## WHAT TO PRODUCE
The records should be repeated word for word, pictures excluded.

***

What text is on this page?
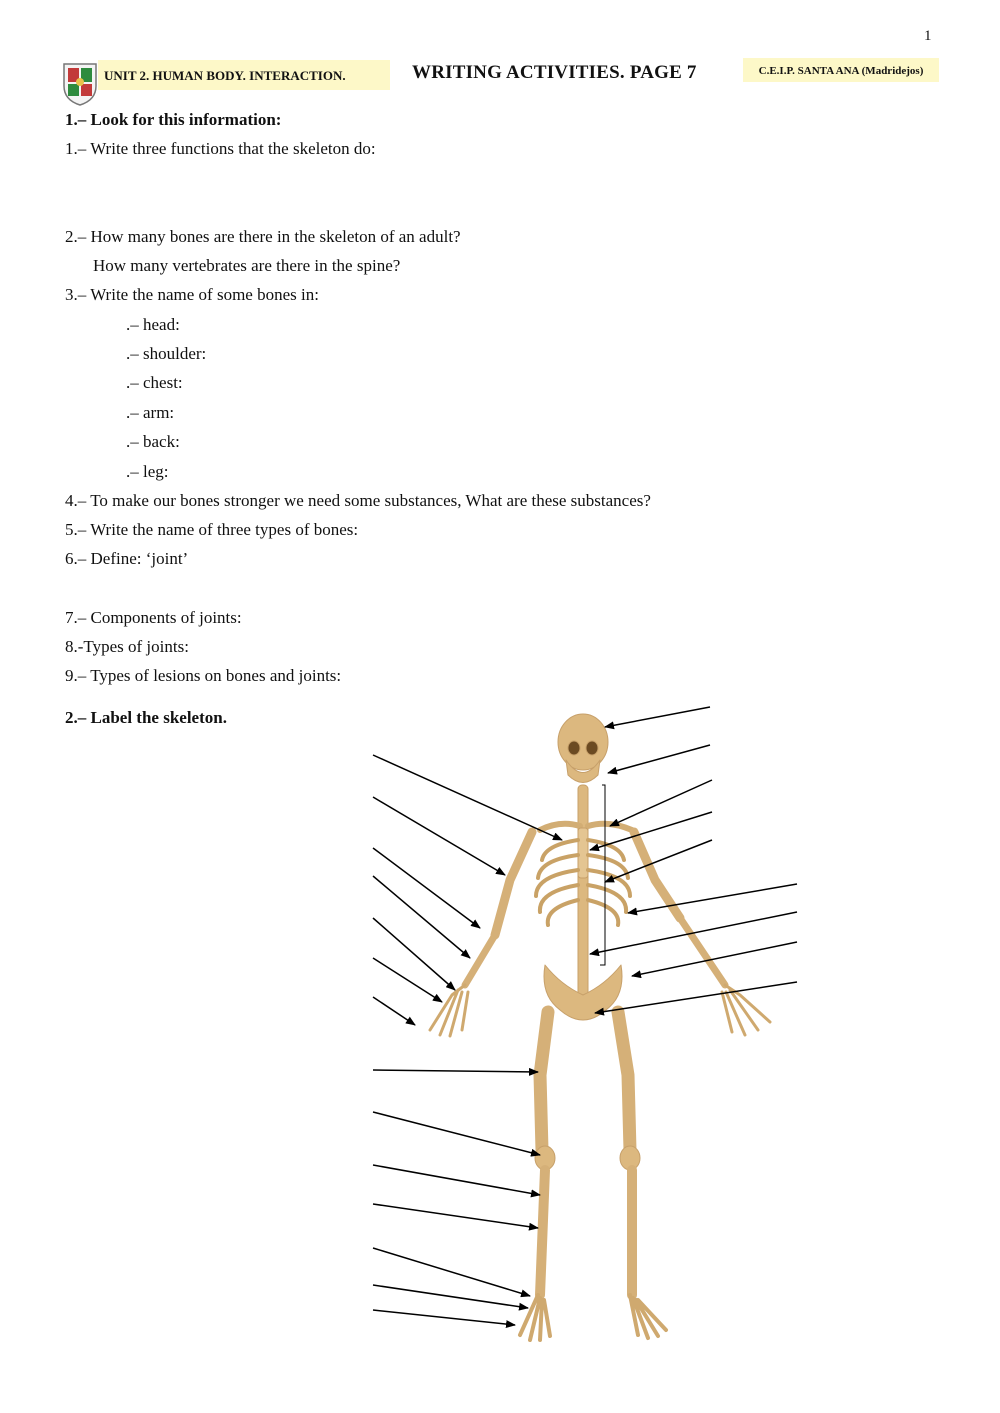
1
UNIT 2. HUMAN BODY. INTERACTION.	WRITING ACTIVITIES. PAGE 7	C.E.I.P. SANTA ANA (Madridejos)
1.– Look for this information:
1.– Write three functions that the skeleton do:
2.– How many bones are there in the skeleton of an adult?
How many vertebrates are there in the spine?
3.– Write the name of some bones in:
.– head:
.– shoulder:
.– chest:
.– arm:
.– back:
.– leg:
4.– To make our bones stronger we need some substances, What are these substances?
5.– Write the name of three types of bones:
6.– Define: ‘joint’
7.– Components of joints:
8.-Types of joints:
9.– Types of lesions on bones and joints:
2.– Label the skeleton.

***

## WRITTEN ANSWER
What text is on this page?
1
UNIT 2. HUMAN BODY. INTERACTION.	WRITING ACTIVITIES. PAGE 7	C.E.I.P. SANTA ANA (Madridejos)
1.– Look for this information:
1.– Write three functions that the skeleton do:
2.– How many bones are there in the skeleton of an adult?
How many vertebrates are there in the spine?
3.– Write the name of some bones in:
.– head:
.– shoulder:
.– chest:
.– arm:
.– back:
.– leg:
4.– To make our bones stronger we need some substances, What are these substances?
5.– Write the name of three types of bones:
6.– Define: ‘joint’
7.– Components of joints:
8.-Types of joints:
9.– Types of lesions on bones and joints:
2.– Label the skeleton.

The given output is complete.